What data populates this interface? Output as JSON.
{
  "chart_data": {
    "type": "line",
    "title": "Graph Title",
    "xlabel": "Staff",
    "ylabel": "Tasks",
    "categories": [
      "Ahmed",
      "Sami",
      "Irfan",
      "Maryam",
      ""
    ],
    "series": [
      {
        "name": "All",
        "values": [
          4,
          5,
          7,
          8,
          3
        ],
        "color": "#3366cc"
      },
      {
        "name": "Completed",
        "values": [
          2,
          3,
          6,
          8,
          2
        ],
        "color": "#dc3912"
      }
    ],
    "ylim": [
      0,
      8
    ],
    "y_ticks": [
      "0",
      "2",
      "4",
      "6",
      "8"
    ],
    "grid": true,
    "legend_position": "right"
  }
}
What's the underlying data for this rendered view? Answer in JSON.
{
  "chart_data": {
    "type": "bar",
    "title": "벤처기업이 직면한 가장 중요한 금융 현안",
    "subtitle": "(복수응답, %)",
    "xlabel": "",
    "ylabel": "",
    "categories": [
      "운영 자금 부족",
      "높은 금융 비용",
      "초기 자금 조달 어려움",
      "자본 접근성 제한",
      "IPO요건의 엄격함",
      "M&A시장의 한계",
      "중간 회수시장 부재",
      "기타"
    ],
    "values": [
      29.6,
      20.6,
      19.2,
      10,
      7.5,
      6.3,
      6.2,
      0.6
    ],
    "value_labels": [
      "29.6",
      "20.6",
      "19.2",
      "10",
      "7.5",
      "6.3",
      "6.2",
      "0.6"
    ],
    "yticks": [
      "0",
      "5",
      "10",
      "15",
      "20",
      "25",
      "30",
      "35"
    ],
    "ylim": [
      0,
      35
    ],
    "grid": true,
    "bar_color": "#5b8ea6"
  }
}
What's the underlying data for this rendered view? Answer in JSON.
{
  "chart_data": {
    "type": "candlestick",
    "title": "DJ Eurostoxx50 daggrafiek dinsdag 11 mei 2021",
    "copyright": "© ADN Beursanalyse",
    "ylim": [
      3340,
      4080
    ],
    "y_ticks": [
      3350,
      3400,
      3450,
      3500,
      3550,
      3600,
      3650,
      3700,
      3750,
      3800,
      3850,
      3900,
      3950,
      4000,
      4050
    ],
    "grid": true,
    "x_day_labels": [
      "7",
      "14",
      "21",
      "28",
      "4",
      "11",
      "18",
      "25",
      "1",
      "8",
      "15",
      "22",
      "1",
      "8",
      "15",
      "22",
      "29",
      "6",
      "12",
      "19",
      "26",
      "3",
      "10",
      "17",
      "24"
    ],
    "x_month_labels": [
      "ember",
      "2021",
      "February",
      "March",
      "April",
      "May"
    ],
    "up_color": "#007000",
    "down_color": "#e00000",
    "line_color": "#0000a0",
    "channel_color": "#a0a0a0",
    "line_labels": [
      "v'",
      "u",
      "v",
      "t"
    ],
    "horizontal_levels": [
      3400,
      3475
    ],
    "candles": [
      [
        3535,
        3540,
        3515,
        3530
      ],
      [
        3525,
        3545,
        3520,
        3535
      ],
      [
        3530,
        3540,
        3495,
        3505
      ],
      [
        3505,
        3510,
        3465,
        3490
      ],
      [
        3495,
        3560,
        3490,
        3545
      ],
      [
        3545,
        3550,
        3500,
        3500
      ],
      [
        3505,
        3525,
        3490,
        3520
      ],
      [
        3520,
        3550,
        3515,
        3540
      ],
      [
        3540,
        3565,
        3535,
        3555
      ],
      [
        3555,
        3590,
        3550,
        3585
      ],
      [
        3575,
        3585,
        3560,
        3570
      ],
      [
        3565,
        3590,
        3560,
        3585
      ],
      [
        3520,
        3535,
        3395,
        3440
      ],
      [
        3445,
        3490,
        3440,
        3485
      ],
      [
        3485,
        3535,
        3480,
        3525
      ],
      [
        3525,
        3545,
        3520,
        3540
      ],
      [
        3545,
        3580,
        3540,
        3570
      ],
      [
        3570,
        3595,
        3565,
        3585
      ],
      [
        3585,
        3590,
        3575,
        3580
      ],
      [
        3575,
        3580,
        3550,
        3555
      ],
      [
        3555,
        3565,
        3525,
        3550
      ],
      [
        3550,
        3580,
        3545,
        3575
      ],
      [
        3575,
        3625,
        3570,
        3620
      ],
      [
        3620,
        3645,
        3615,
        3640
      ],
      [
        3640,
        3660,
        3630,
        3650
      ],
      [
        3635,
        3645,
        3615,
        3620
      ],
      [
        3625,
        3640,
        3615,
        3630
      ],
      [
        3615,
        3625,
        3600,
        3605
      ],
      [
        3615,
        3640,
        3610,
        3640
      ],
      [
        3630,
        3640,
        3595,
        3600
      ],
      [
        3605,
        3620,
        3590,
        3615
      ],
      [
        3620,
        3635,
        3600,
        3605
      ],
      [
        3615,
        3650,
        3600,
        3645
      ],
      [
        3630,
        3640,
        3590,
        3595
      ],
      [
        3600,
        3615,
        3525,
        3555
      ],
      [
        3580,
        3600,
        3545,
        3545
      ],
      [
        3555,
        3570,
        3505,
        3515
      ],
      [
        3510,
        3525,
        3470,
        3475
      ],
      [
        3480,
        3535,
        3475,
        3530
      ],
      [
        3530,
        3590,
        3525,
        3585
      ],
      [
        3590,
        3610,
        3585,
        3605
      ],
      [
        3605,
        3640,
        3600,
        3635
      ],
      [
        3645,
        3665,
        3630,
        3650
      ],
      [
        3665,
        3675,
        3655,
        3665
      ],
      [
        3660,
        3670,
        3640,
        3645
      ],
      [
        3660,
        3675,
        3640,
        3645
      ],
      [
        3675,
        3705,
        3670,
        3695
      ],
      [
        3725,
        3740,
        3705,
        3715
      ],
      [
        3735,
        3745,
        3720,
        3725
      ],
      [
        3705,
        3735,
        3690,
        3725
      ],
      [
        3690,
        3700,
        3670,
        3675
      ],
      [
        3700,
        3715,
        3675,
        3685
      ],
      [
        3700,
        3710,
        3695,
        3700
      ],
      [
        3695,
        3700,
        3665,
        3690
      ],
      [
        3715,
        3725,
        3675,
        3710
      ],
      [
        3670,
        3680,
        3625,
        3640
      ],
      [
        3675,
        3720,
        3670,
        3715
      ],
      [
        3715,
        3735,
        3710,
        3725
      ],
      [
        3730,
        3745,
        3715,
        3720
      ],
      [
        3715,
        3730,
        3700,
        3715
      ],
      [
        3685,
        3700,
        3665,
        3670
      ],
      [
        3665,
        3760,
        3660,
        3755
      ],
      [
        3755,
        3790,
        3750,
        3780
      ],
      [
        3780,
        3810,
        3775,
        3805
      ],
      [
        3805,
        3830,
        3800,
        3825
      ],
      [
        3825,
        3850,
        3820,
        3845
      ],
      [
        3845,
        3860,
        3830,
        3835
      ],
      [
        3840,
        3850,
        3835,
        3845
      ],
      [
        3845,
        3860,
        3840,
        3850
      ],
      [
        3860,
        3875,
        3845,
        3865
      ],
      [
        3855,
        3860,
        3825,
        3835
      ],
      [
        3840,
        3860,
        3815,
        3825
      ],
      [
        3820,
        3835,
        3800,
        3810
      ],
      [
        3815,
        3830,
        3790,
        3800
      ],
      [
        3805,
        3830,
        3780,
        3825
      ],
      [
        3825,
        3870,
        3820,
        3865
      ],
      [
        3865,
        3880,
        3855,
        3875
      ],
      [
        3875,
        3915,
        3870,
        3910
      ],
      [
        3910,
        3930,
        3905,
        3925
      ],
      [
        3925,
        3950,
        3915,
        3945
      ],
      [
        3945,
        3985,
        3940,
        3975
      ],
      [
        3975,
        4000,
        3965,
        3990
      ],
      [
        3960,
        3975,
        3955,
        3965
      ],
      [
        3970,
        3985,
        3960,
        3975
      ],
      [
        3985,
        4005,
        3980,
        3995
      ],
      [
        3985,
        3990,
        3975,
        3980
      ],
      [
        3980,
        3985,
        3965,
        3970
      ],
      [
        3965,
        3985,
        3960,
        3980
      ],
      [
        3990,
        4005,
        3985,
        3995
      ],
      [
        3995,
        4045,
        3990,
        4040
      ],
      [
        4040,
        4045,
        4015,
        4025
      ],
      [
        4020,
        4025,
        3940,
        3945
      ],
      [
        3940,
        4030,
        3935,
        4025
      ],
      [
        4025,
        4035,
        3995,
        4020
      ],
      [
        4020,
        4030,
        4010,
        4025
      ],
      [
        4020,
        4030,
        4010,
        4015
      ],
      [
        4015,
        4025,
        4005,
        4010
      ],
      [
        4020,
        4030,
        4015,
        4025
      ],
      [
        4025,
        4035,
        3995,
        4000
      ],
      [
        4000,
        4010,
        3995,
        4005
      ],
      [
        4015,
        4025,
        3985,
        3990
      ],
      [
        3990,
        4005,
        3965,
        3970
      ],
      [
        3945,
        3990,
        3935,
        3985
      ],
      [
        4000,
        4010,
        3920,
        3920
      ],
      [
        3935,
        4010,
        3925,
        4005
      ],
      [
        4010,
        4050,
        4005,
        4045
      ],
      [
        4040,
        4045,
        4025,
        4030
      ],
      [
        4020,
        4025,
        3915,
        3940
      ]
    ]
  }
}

**To be done**
Collect each line of the entries that has the word "type", copying it in full.

**Written reply**
    "type": "line",
    "type": "bar",
    "type": "candlestick",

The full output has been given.